• _Supplied records_
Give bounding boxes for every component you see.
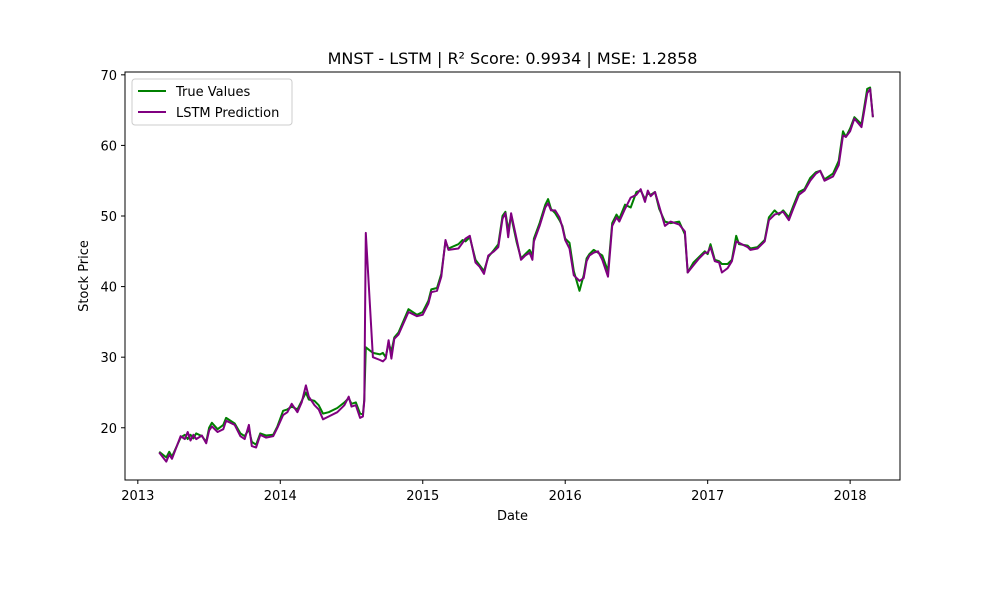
x-tick-label-2014: 2014 xyxy=(264,489,297,504)
legend: True Values LSTM Prediction xyxy=(131,78,293,126)
y-tick-label-40: 40 xyxy=(100,281,117,296)
y-tick-label-70: 70 xyxy=(100,69,117,84)
plot-area xyxy=(125,72,900,480)
y-tick-label-20: 20 xyxy=(100,422,117,437)
y-tick-label-50: 50 xyxy=(100,210,117,225)
y-axis: 20 30 40 50 60 70 xyxy=(100,69,125,437)
chart-title: MNST - LSTM | R² Score: 0.9934 | MSE: 1.… xyxy=(328,49,698,68)
y-axis-label: Stock Price xyxy=(77,240,92,312)
x-tick-label-2017: 2017 xyxy=(691,489,724,504)
x-axis: 2013 2014 2015 2016 2017 2018 xyxy=(121,480,867,504)
legend-label-true-values: True Values xyxy=(175,85,250,100)
x-tick-label-2015: 2015 xyxy=(406,489,439,504)
x-axis-label: Date xyxy=(497,509,528,524)
x-tick-label-2016: 2016 xyxy=(549,489,582,504)
x-tick-label-2013: 2013 xyxy=(121,489,154,504)
y-tick-label-30: 30 xyxy=(100,351,117,366)
x-tick-label-2018: 2018 xyxy=(834,489,867,504)
plot-frame xyxy=(124,71,901,481)
y-tick-label-60: 60 xyxy=(100,139,117,154)
legend-label-lstm-prediction: LSTM Prediction xyxy=(176,106,279,121)
series-layer xyxy=(158,86,874,463)
series-line-lstm-prediction xyxy=(158,87,874,463)
legend-box xyxy=(131,78,293,126)
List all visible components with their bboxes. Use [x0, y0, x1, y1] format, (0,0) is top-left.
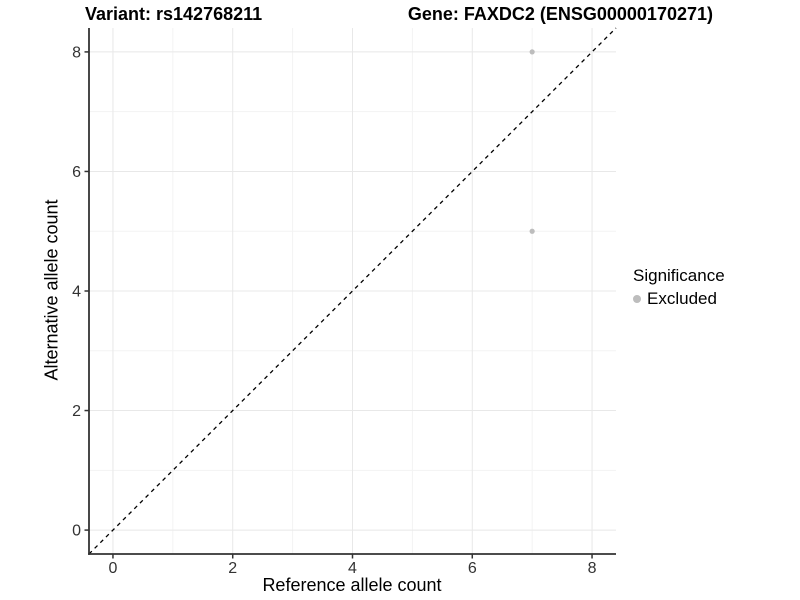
data-point	[529, 49, 535, 55]
legend-item-label: Excluded	[647, 289, 717, 308]
x-axis-title: Reference allele count	[262, 575, 442, 595]
legend-item-excluded: Excluded	[633, 289, 725, 309]
y-tick-label: 6	[72, 164, 81, 181]
legend: Significance Excluded	[633, 265, 725, 309]
legend-point-icon	[633, 295, 641, 303]
plot-title-gene: Gene: FAXDC2 (ENSG00000170271)	[407, 4, 713, 24]
plot-title-variant: Variant: rs142768211	[85, 4, 263, 24]
x-tick-label: 4	[348, 560, 357, 577]
x-tick-label: 6	[468, 560, 477, 577]
y-tick-label: 2	[72, 403, 81, 420]
y-tick-label: 8	[72, 45, 81, 62]
legend-title: Significance	[633, 266, 725, 285]
x-tick-label: 8	[588, 560, 597, 577]
y-tick-label: 0	[72, 523, 81, 540]
data-point	[529, 228, 535, 234]
plot-title: Variant: rs142768211 Gene: FAXDC2 (ENSG0…	[85, 4, 713, 25]
y-tick-label: 4	[72, 284, 81, 301]
x-tick-label: 0	[109, 560, 118, 577]
y-axis-title: Alternative allele count	[41, 199, 62, 381]
x-tick-label: 2	[228, 560, 237, 577]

• _Written request_
Reproduce every line of the records above character for character, in the same order, but leave out the picture lines.

• _Response_
Give bounding boxes for every component you see.
x-tick-label-2014: 2014 xyxy=(264,489,297,504)
legend: True Values LSTM Prediction xyxy=(131,78,293,126)
y-tick-label-40: 40 xyxy=(100,281,117,296)
y-tick-label-70: 70 xyxy=(100,69,117,84)
plot-area xyxy=(125,72,900,480)
y-tick-label-20: 20 xyxy=(100,422,117,437)
y-tick-label-50: 50 xyxy=(100,210,117,225)
y-axis: 20 30 40 50 60 70 xyxy=(100,69,125,437)
chart-title: MNST - LSTM | R² Score: 0.9934 | MSE: 1.… xyxy=(328,49,698,68)
y-axis-label: Stock Price xyxy=(77,240,92,312)
x-tick-label-2017: 2017 xyxy=(691,489,724,504)
x-axis: 2013 2014 2015 2016 2017 2018 xyxy=(121,480,867,504)
legend-label-true-values: True Values xyxy=(175,85,250,100)
x-tick-label-2015: 2015 xyxy=(406,489,439,504)
x-axis-label: Date xyxy=(497,509,528,524)
x-tick-label-2016: 2016 xyxy=(549,489,582,504)
x-tick-label-2013: 2013 xyxy=(121,489,154,504)
y-tick-label-30: 30 xyxy=(100,351,117,366)
x-tick-label-2018: 2018 xyxy=(834,489,867,504)
plot-frame xyxy=(124,71,901,481)
y-tick-label-60: 60 xyxy=(100,139,117,154)
legend-label-lstm-prediction: LSTM Prediction xyxy=(176,106,279,121)
series-layer xyxy=(158,86,874,463)
series-line-lstm-prediction xyxy=(158,87,874,463)
legend-box xyxy=(131,78,293,126)
List all visible components with their bboxes. Use [x0, y0, x1, y1] format, (0,0) is top-left.
data-point	[529, 49, 535, 55]
legend-item-label: Excluded	[647, 289, 717, 308]
x-axis-title: Reference allele count	[262, 575, 442, 595]
legend-item-excluded: Excluded	[633, 289, 725, 309]
y-tick-label: 6	[72, 164, 81, 181]
legend: Significance Excluded	[633, 265, 725, 309]
legend-point-icon	[633, 295, 641, 303]
plot-title-gene: Gene: FAXDC2 (ENSG00000170271)	[407, 4, 713, 24]
plot-title-variant: Variant: rs142768211	[85, 4, 263, 24]
x-tick-label: 4	[348, 560, 357, 577]
x-tick-label: 6	[468, 560, 477, 577]
y-tick-label: 2	[72, 403, 81, 420]
y-tick-label: 8	[72, 45, 81, 62]
legend-title: Significance	[633, 266, 725, 285]
x-tick-label: 8	[588, 560, 597, 577]
y-tick-label: 0	[72, 523, 81, 540]
data-point	[529, 228, 535, 234]
plot-title: Variant: rs142768211 Gene: FAXDC2 (ENSG0…	[85, 4, 713, 25]
y-tick-label: 4	[72, 284, 81, 301]
x-tick-label: 0	[109, 560, 118, 577]
y-axis-title: Alternative allele count	[41, 199, 62, 381]
x-tick-label: 2	[228, 560, 237, 577]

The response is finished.